▶ _Exercise input_:

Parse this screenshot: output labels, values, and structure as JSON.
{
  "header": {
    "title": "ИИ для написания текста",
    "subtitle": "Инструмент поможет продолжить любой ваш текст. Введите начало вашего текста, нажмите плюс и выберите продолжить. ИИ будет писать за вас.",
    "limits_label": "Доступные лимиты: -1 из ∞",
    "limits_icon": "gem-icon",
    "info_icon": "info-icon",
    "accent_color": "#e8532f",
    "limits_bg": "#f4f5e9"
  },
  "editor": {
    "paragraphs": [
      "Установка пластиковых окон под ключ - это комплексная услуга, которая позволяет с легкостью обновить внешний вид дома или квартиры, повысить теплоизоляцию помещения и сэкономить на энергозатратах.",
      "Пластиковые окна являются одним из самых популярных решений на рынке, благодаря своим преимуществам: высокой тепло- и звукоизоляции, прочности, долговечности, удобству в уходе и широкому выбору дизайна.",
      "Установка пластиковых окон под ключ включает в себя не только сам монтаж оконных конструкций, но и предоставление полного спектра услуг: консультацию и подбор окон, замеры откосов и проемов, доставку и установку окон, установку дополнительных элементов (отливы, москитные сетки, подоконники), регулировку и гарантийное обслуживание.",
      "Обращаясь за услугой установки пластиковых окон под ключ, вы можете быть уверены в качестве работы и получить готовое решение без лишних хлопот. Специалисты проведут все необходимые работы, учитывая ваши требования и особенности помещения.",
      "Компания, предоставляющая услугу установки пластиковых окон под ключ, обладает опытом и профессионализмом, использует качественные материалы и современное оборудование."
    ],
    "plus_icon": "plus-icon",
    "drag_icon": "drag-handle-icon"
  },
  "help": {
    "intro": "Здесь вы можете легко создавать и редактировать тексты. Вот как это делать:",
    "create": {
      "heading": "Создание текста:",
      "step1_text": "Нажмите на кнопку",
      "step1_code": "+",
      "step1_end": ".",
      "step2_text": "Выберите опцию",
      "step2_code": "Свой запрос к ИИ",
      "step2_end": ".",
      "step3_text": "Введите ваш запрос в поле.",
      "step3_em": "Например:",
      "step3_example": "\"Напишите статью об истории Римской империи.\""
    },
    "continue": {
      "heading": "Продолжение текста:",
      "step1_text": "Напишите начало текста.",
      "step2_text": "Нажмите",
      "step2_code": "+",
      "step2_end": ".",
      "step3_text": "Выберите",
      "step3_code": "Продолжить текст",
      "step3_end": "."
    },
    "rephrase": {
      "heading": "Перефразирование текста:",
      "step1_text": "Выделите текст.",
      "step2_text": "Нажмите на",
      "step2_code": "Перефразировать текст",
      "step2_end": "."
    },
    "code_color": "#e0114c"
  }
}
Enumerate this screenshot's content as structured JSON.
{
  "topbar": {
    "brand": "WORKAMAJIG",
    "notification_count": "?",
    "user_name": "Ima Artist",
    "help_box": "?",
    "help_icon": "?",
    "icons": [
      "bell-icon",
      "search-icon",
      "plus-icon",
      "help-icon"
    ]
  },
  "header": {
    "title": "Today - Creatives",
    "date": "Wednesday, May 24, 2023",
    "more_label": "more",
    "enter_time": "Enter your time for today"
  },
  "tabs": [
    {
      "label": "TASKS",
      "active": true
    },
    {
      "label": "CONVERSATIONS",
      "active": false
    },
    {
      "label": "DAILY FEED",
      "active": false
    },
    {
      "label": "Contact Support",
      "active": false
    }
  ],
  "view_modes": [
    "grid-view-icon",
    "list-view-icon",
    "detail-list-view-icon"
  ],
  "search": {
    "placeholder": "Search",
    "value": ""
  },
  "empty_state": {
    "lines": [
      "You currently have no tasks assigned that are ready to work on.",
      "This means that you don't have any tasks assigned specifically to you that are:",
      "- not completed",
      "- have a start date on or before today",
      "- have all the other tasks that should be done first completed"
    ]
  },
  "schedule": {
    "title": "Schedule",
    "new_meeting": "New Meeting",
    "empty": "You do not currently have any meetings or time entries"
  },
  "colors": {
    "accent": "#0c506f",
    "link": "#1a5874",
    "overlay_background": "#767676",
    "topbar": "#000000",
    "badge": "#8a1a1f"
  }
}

▶ _Written exercise_:
Exact output of every entry is required.

▶ _Answer to this task_:
Parse this screenshot: output labels, values, and structure as JSON.
{
  "header": {
    "title": "ИИ для написания текста",
    "subtitle": "Инструмент поможет продолжить любой ваш текст. Введите начало вашего текста, нажмите плюс и выберите продолжить. ИИ будет писать за вас.",
    "limits_label": "Доступные лимиты: -1 из ∞",
    "limits_icon": "gem-icon",
    "info_icon": "info-icon",
    "accent_color": "#e8532f",
    "limits_bg": "#f4f5e9"
  },
  "editor": {
    "paragraphs": [
      "Установка пластиковых окон под ключ - это комплексная услуга, которая позволяет с легкостью обновить внешний вид дома или квартиры, повысить теплоизоляцию помещения и сэкономить на энергозатратах.",
      "Пластиковые окна являются одним из самых популярных решений на рынке, благодаря своим преимуществам: высокой тепло- и звукоизоляции, прочности, долговечности, удобству в уходе и широкому выбору дизайна.",
      "Установка пластиковых окон под ключ включает в себя не только сам монтаж оконных конструкций, но и предоставление полного спектра услуг: консультацию и подбор окон, замеры откосов и проемов, доставку и установку окон, установку дополнительных элементов (отливы, москитные сетки, подоконники), регулировку и гарантийное обслуживание.",
      "Обращаясь за услугой установки пластиковых окон под ключ, вы можете быть уверены в качестве работы и получить готовое решение без лишних хлопот. Специалисты проведут все необходимые работы, учитывая ваши требования и особенности помещения.",
      "Компания, предоставляющая услугу установки пластиковых окон под ключ, обладает опытом и профессионализмом, использует качественные материалы и современное оборудование."
    ],
    "plus_icon": "plus-icon",
    "drag_icon": "drag-handle-icon"
  },
  "help": {
    "intro": "Здесь вы можете легко создавать и редактировать тексты. Вот как это делать:",
    "create": {
      "heading": "Создание текста:",
      "step1_text": "Нажмите на кнопку",
      "step1_code": "+",
      "step1_end": ".",
      "step2_text": "Выберите опцию",
      "step2_code": "Свой запрос к ИИ",
      "step2_end": ".",
      "step3_text": "Введите ваш запрос в поле.",
      "step3_em": "Например:",
      "step3_example": "\"Напишите статью об истории Римской империи.\""
    },
    "continue": {
      "heading": "Продолжение текста:",
      "step1_text": "Напишите начало текста.",
      "step2_text": "Нажмите",
      "step2_code": "+",
      "step2_end": ".",
      "step3_text": "Выберите",
      "step3_code": "Продолжить текст",
      "step3_end": "."
    },
    "rephrase": {
      "heading": "Перефразирование текста:",
      "step1_text": "Выделите текст.",
      "step2_text": "Нажмите на",
      "step2_code": "Перефразировать текст",
      "step2_end": "."
    },
    "code_color": "#e0114c"
  }
}
Enumerate this screenshot's content as structured JSON.
{
  "topbar": {
    "brand": "WORKAMAJIG",
    "notification_count": "?",
    "user_name": "Ima Artist",
    "help_box": "?",
    "help_icon": "?",
    "icons": [
      "bell-icon",
      "search-icon",
      "plus-icon",
      "help-icon"
    ]
  },
  "header": {
    "title": "Today - Creatives",
    "date": "Wednesday, May 24, 2023",
    "more_label": "more",
    "enter_time": "Enter your time for today"
  },
  "tabs": [
    {
      "label": "TASKS",
      "active": true
    },
    {
      "label": "CONVERSATIONS",
      "active": false
    },
    {
      "label": "DAILY FEED",
      "active": false
    },
    {
      "label": "Contact Support",
      "active": false
    }
  ],
  "view_modes": [
    "grid-view-icon",
    "list-view-icon",
    "detail-list-view-icon"
  ],
  "search": {
    "placeholder": "Search",
    "value": ""
  },
  "empty_state": {
    "lines": [
      "You currently have no tasks assigned that are ready to work on.",
      "This means that you don't have any tasks assigned specifically to you that are:",
      "- not completed",
      "- have a start date on or before today",
      "- have all the other tasks that should be done first completed"
    ]
  },
  "schedule": {
    "title": "Schedule",
    "new_meeting": "New Meeting",
    "empty": "You do not currently have any meetings or time entries"
  },
  "colors": {
    "accent": "#0c506f",
    "link": "#1a5874",
    "overlay_background": "#767676",
    "topbar": "#000000",
    "badge": "#8a1a1f"
  }
}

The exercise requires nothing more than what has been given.